The task
Set down the line that contains "Convert this document image to plain text." and every line after it to the end of the entries, exactly as they stand and nothing more.

Information supplied
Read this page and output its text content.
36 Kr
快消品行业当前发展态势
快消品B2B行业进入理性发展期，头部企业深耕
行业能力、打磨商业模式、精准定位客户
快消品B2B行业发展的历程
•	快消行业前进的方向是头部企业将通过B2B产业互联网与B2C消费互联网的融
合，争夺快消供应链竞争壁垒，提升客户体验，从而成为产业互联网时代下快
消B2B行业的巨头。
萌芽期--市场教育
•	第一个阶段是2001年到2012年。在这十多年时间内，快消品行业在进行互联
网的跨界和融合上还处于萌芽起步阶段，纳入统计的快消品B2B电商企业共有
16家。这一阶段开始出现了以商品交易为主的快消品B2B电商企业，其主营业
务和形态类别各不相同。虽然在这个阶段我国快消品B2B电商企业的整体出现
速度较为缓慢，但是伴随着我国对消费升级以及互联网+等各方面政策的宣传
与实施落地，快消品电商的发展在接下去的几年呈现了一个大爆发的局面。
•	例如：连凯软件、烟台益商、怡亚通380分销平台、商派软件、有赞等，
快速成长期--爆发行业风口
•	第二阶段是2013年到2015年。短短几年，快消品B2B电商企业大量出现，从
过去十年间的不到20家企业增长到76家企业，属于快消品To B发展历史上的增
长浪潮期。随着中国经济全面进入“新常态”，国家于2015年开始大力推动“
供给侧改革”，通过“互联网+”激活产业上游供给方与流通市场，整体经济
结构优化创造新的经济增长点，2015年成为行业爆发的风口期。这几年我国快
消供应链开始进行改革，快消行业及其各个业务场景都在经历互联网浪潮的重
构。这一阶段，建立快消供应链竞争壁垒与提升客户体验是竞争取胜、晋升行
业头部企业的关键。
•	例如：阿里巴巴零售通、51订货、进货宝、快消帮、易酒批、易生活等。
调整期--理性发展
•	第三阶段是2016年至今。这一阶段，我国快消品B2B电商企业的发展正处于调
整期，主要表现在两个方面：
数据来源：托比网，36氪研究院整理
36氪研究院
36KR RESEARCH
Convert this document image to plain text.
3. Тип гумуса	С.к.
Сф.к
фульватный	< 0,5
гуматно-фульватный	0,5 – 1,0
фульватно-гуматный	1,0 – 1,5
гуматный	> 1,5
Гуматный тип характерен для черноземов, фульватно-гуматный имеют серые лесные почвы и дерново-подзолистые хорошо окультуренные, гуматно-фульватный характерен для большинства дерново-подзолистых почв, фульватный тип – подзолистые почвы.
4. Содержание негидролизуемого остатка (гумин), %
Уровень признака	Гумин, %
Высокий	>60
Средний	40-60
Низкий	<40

Correct result
Convert this document image to plain text.
3. Тип гумуса	С.к.
Сф.к
фульватный	< 0,5
гуматно-фульватный	0,5 – 1,0
фульватно-гуматный	1,0 – 1,5
гуматный	> 1,5
Гуматный тип характерен для черноземов, фульватно-гуматный имеют серые лесные почвы и дерново-подзолистые хорошо окультуренные, гуматно-фульватный характерен для большинства дерново-подзолистых почв, фульватный тип – подзолистые почвы.
4. Содержание негидролизуемого остатка (гумин), %
Уровень признака	Гумин, %
Высокий	>60
Средний	40-60
Низкий	<40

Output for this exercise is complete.